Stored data

╭──

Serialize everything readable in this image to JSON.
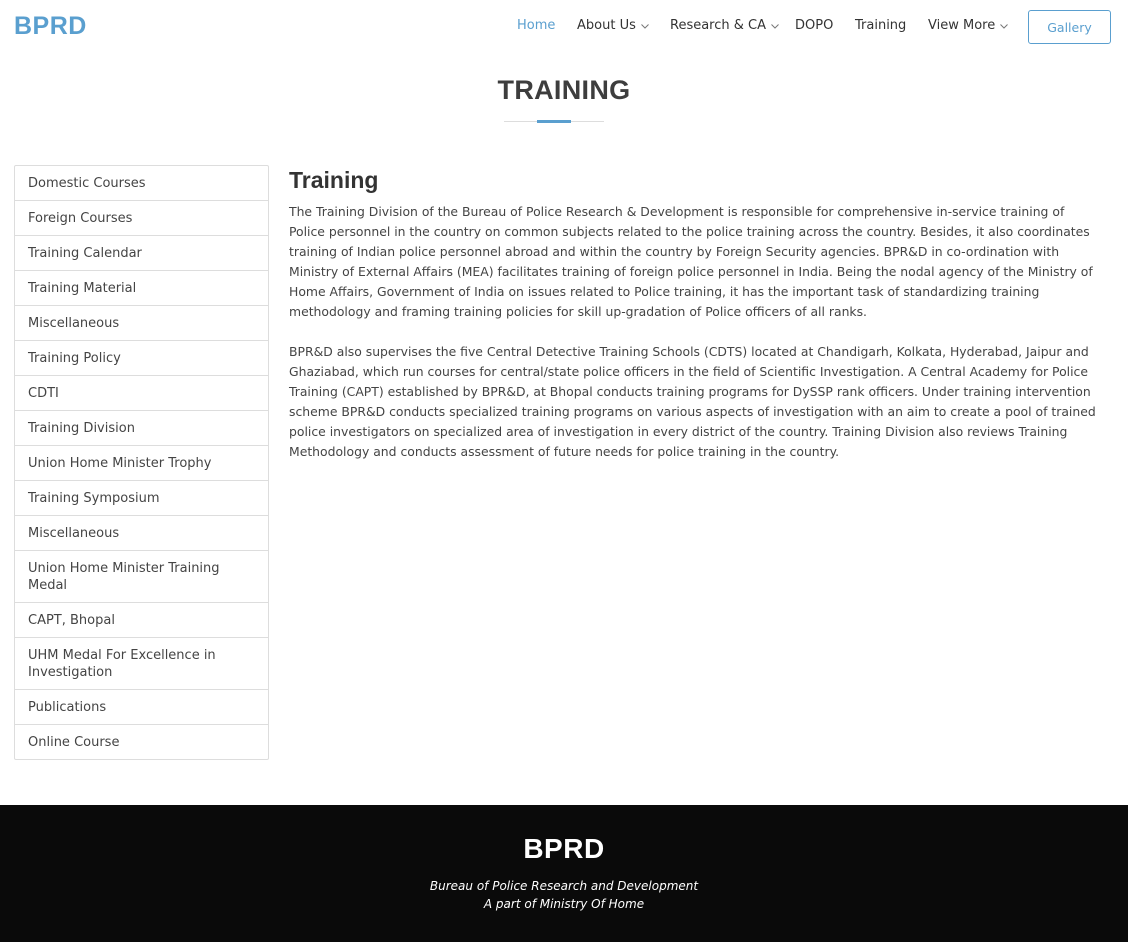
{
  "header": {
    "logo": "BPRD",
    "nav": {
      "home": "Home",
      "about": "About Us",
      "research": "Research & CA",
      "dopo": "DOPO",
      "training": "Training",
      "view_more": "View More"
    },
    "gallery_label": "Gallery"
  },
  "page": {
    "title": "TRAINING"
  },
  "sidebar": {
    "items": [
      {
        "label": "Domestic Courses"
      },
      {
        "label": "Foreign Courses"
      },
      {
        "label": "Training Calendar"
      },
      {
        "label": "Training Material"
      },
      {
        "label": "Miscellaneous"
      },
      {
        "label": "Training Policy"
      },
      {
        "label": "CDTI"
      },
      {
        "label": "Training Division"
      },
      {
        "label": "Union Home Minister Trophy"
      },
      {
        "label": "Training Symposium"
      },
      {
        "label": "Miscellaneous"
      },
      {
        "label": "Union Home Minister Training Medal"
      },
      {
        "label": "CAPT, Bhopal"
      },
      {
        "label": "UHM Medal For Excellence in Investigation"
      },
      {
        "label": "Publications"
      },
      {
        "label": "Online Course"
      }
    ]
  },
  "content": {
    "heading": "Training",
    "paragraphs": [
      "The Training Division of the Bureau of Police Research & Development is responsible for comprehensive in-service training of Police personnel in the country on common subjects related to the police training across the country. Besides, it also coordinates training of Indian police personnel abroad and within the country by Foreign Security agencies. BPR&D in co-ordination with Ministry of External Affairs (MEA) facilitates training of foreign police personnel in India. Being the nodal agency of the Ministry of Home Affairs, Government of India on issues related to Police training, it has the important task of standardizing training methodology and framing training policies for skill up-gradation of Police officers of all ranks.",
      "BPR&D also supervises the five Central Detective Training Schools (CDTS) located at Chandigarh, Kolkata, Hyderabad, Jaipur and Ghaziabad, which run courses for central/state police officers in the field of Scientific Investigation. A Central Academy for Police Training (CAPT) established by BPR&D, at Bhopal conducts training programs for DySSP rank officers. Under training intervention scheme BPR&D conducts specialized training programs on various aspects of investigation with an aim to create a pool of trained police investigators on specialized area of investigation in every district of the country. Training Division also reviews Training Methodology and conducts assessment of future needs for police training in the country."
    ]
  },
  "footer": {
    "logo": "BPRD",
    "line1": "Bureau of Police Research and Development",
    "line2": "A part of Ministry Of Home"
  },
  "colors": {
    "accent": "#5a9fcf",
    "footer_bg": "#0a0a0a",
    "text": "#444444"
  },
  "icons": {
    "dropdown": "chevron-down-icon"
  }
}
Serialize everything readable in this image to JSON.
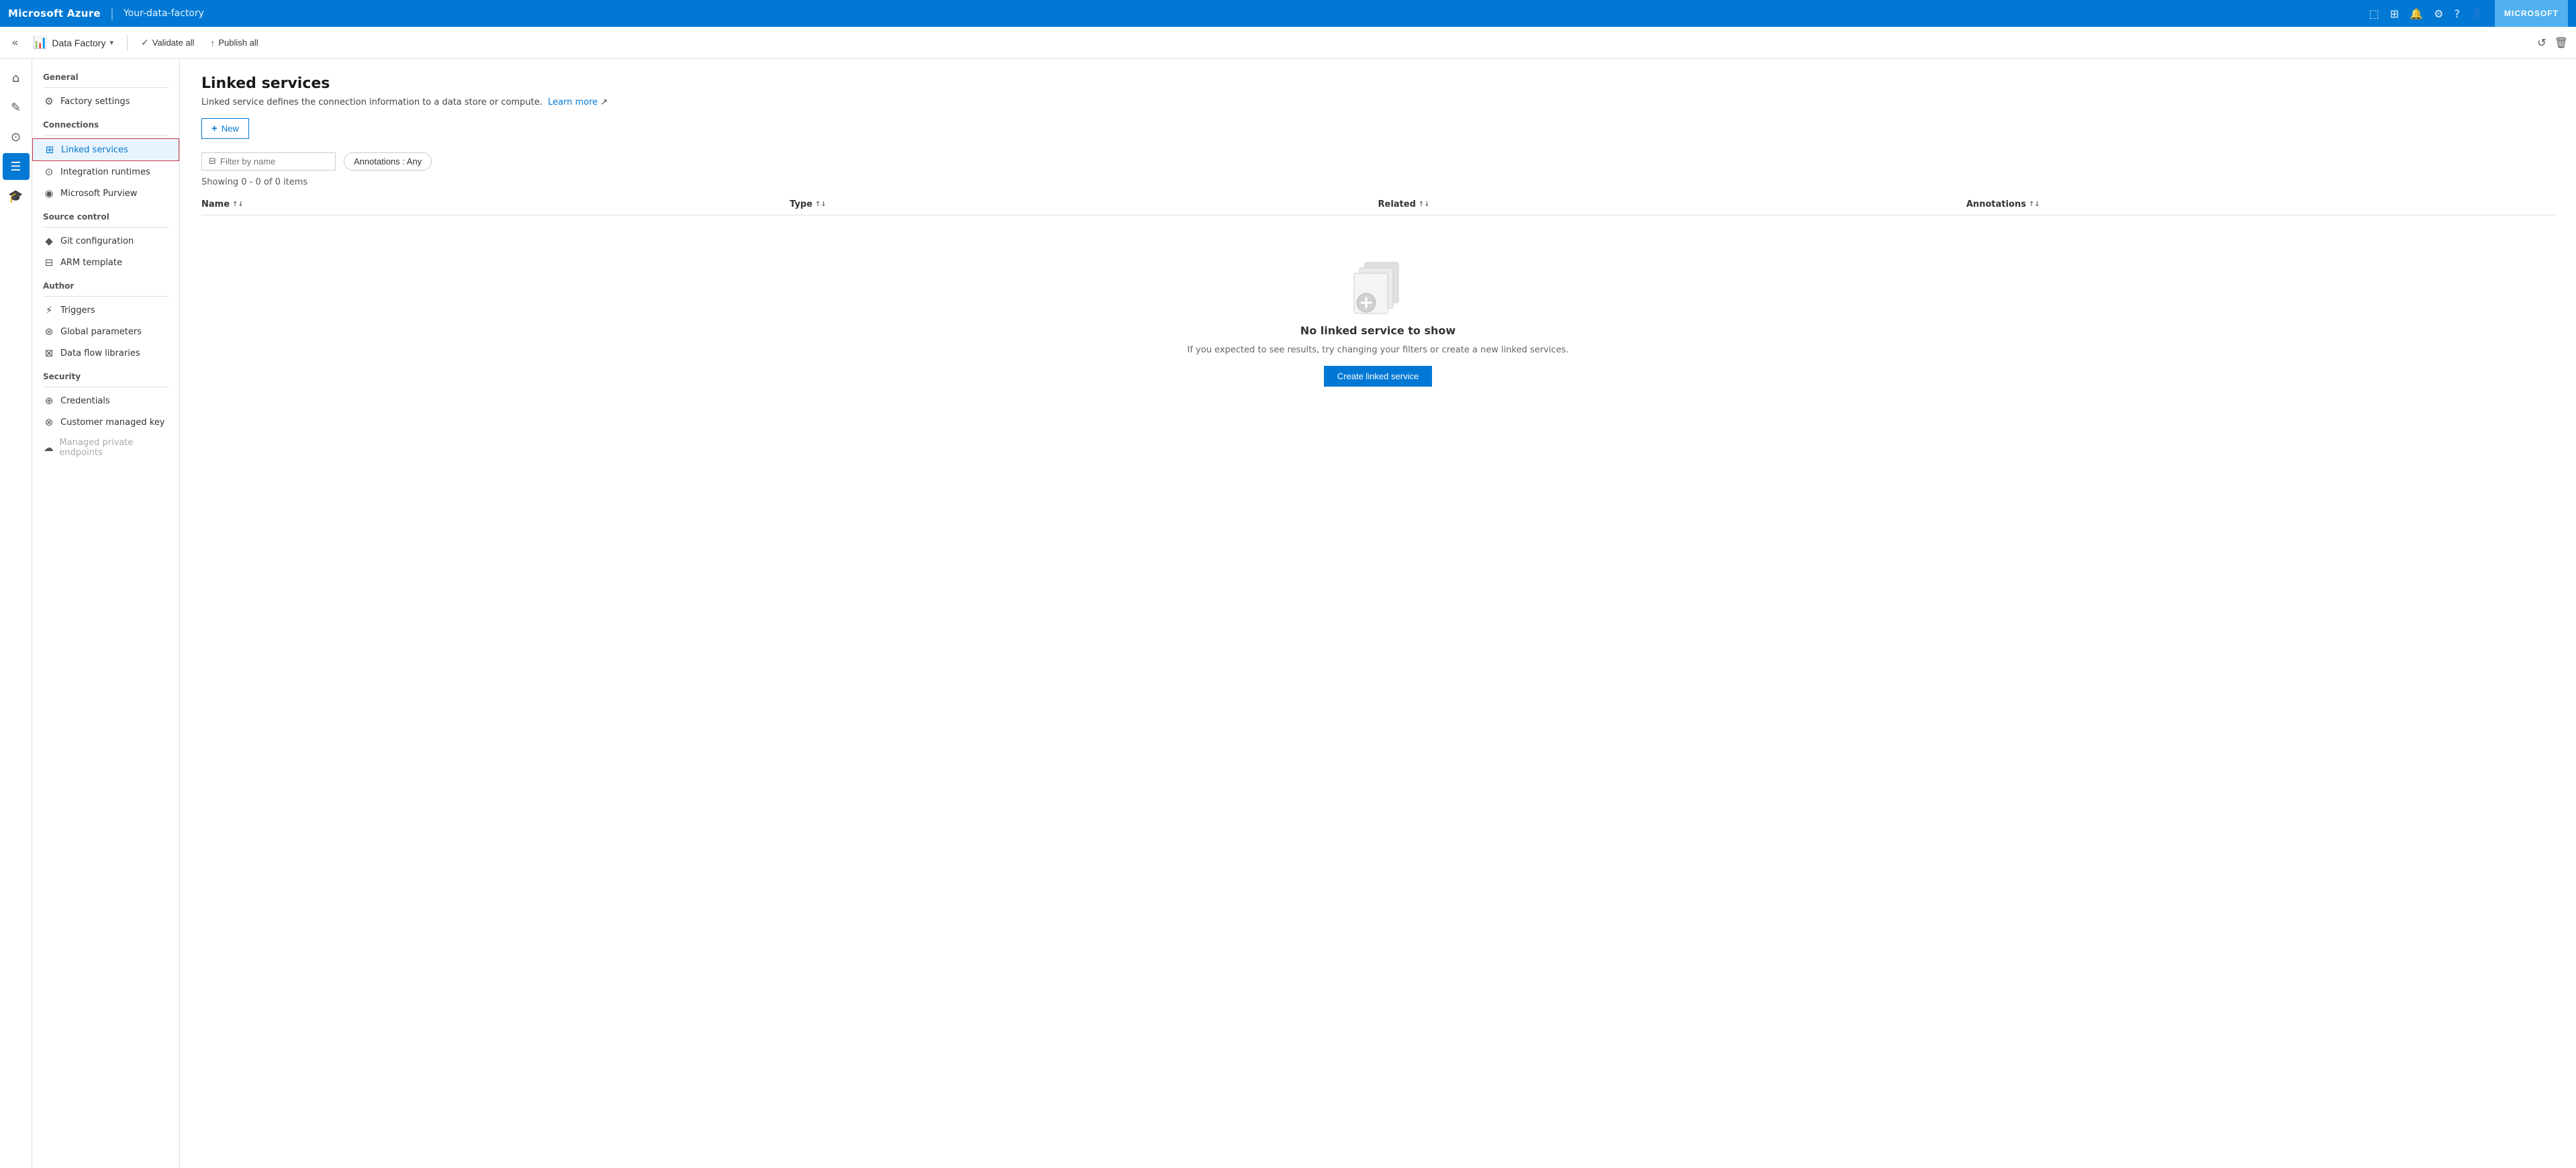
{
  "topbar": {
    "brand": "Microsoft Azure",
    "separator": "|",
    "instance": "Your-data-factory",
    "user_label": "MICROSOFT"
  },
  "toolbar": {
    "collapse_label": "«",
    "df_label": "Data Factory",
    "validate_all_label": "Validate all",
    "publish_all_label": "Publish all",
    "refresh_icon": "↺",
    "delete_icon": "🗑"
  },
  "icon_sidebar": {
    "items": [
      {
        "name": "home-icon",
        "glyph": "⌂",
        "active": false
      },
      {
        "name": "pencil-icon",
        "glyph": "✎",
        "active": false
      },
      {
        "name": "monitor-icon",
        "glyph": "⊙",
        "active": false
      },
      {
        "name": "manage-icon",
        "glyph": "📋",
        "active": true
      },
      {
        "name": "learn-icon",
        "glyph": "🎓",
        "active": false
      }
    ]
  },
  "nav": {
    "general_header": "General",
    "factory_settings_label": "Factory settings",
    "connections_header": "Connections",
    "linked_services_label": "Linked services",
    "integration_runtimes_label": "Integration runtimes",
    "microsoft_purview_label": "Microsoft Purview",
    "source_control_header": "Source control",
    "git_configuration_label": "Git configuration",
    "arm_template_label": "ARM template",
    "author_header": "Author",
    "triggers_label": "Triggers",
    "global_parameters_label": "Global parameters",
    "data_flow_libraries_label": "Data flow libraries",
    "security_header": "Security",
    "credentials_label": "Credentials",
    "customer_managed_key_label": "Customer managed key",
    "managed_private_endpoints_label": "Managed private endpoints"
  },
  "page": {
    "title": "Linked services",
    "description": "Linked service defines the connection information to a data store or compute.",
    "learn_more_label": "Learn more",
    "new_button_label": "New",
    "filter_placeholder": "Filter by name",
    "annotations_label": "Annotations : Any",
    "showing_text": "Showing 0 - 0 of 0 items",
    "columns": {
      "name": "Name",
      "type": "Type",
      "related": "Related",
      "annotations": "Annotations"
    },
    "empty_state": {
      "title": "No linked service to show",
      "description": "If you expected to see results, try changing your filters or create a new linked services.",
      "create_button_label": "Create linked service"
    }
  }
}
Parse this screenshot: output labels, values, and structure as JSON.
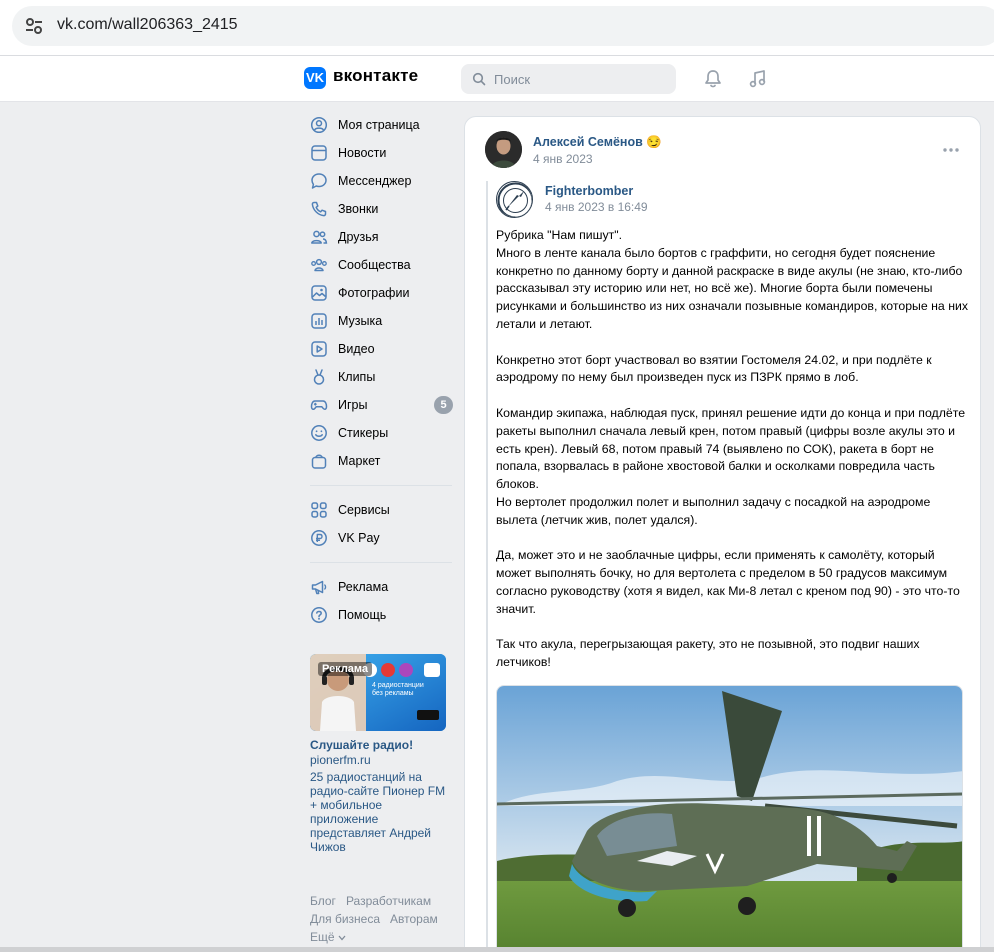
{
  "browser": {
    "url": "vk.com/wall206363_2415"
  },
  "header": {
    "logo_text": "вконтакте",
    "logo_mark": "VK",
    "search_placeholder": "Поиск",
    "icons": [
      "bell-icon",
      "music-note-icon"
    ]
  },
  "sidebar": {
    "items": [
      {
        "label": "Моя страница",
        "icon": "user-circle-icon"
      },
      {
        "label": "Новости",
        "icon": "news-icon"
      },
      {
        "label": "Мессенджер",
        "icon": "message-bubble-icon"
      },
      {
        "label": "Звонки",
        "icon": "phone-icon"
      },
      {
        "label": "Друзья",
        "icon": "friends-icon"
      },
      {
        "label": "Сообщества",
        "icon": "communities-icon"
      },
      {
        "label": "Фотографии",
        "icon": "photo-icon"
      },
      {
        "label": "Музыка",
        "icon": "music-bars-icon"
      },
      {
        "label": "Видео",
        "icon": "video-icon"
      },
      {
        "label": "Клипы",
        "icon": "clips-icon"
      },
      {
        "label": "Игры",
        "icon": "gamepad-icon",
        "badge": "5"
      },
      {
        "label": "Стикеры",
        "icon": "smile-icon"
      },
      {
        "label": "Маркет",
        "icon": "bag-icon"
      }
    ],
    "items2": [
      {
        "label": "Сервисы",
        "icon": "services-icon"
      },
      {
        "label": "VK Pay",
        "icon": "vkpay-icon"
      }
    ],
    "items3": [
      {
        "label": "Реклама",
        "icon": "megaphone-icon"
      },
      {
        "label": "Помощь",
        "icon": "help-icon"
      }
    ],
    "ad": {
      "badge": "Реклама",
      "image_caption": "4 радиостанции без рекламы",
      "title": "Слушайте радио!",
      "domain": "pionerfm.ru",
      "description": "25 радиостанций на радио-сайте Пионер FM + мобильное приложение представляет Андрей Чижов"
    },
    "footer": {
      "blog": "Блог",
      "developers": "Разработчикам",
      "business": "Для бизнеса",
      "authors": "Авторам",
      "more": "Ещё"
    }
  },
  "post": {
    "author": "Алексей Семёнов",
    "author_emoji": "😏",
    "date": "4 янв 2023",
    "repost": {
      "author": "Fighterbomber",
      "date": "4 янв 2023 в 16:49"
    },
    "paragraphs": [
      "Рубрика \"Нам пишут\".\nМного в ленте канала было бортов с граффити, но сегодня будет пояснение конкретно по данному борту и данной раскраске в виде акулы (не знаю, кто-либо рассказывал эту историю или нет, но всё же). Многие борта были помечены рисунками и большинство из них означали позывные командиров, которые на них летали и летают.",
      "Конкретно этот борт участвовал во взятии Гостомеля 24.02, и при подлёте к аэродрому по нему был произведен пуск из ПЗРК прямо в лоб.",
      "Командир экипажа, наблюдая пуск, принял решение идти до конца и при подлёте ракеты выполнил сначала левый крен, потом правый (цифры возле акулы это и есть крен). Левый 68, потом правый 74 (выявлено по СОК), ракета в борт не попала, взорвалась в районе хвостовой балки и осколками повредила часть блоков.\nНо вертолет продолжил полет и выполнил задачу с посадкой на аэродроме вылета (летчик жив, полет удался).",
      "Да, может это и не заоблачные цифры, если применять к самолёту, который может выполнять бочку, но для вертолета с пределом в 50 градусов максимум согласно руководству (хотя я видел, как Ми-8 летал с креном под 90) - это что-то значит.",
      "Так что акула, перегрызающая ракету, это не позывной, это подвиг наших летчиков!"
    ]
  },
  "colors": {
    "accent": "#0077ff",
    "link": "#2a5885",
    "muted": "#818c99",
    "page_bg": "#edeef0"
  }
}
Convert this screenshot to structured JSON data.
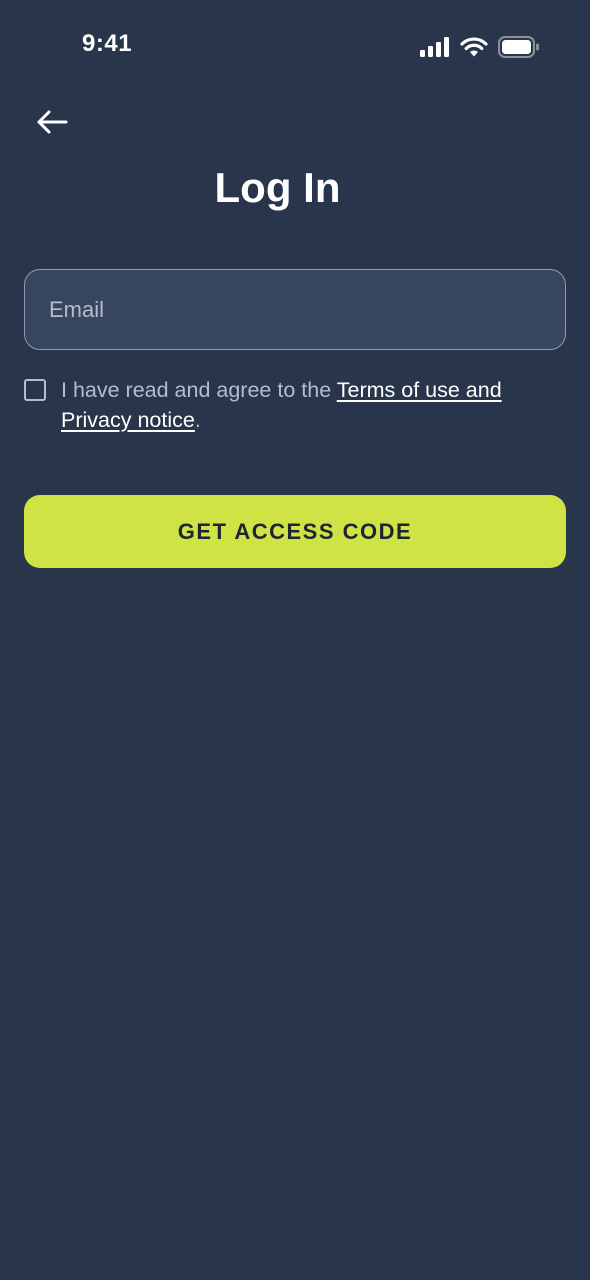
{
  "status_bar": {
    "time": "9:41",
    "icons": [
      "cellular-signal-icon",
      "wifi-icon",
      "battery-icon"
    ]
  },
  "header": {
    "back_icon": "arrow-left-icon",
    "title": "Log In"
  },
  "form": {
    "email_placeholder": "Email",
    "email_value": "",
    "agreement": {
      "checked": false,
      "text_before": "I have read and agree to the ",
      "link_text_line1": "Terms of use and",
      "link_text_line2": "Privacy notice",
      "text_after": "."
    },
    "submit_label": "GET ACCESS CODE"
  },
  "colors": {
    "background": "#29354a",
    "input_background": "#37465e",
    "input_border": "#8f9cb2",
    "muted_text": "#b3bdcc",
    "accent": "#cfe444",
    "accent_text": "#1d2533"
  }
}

╰──

▶ **Given exercise**:
Go through the material and select each line with the string "пуск" in it.

▶ **Task response**:
      "Конкретно этот борт участвовал во взятии Гостомеля 24.02, и при подлёте к аэродрому по нему был произведен пуск из ПЗРК прямо в лоб.",
      "Командир экипажа, наблюдая пуск, принял решение идти до конца и при подлёте ракеты выполнил сначала левый крен, потом правый (цифры возле акулы это и есть крен). Левый 68, потом правый 74 (выявлено по СОК), ракета в борт не попала, взорвалась в районе хвостовой балки и осколками повредила часть блоков.\nНо вертолет продолжил полет и выполнил задачу с посадкой на аэродроме вылета (летчик жив, полет удался).",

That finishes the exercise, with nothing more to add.